**Stated task**. Retype the records that come next, word for word.

**Data for this task**.
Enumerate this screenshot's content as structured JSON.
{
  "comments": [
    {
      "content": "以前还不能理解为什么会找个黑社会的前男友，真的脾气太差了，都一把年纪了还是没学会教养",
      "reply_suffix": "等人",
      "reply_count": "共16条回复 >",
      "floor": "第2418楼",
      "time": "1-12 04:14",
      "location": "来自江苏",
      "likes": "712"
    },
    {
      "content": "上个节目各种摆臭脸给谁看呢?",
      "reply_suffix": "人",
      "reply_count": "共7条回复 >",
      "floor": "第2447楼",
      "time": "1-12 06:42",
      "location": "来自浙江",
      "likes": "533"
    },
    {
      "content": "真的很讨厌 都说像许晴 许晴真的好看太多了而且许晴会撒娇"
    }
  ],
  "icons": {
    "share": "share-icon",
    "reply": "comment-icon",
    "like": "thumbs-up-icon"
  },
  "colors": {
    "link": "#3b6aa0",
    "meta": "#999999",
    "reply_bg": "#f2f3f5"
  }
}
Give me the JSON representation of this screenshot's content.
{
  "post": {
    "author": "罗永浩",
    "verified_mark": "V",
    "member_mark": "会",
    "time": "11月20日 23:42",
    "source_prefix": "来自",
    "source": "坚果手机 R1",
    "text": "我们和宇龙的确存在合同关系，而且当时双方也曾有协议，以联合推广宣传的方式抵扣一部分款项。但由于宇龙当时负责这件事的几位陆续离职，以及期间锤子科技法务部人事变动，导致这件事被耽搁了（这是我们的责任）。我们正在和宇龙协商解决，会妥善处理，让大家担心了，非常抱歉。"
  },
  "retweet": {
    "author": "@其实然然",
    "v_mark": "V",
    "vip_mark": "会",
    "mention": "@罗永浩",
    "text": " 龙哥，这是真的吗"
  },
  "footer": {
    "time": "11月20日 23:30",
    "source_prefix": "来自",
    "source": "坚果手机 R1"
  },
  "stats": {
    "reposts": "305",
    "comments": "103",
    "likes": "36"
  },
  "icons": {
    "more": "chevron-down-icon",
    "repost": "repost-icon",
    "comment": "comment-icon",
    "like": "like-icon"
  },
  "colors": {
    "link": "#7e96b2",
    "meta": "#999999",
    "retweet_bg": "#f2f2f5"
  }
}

**Response**.
Enumerate this screenshot's content as structured JSON.
{
  "comments": [
    {
      "content": "以前还不能理解为什么会找个黑社会的前男友，真的脾气太差了，都一把年纪了还是没学会教养",
      "reply_suffix": "等人",
      "reply_count": "共16条回复 >",
      "floor": "第2418楼",
      "time": "1-12 04:14",
      "location": "来自江苏",
      "likes": "712"
    },
    {
      "content": "上个节目各种摆臭脸给谁看呢?",
      "reply_suffix": "人",
      "reply_count": "共7条回复 >",
      "floor": "第2447楼",
      "time": "1-12 06:42",
      "location": "来自浙江",
      "likes": "533"
    },
    {
      "content": "真的很讨厌 都说像许晴 许晴真的好看太多了而且许晴会撒娇"
    }
  ],
  "icons": {
    "share": "share-icon",
    "reply": "comment-icon",
    "like": "thumbs-up-icon"
  },
  "colors": {
    "link": "#3b6aa0",
    "meta": "#999999",
    "reply_bg": "#f2f3f5"
  }
}
Give me the JSON representation of this screenshot's content.
{
  "post": {
    "author": "罗永浩",
    "verified_mark": "V",
    "member_mark": "会",
    "time": "11月20日 23:42",
    "source_prefix": "来自",
    "source": "坚果手机 R1",
    "text": "我们和宇龙的确存在合同关系，而且当时双方也曾有协议，以联合推广宣传的方式抵扣一部分款项。但由于宇龙当时负责这件事的几位陆续离职，以及期间锤子科技法务部人事变动，导致这件事被耽搁了（这是我们的责任）。我们正在和宇龙协商解决，会妥善处理，让大家担心了，非常抱歉。"
  },
  "retweet": {
    "author": "@其实然然",
    "v_mark": "V",
    "vip_mark": "会",
    "mention": "@罗永浩",
    "text": " 龙哥，这是真的吗"
  },
  "footer": {
    "time": "11月20日 23:30",
    "source_prefix": "来自",
    "source": "坚果手机 R1"
  },
  "stats": {
    "reposts": "305",
    "comments": "103",
    "likes": "36"
  },
  "icons": {
    "more": "chevron-down-icon",
    "repost": "repost-icon",
    "comment": "comment-icon",
    "like": "like-icon"
  },
  "colors": {
    "link": "#7e96b2",
    "meta": "#999999",
    "retweet_bg": "#f2f2f5"
  }
}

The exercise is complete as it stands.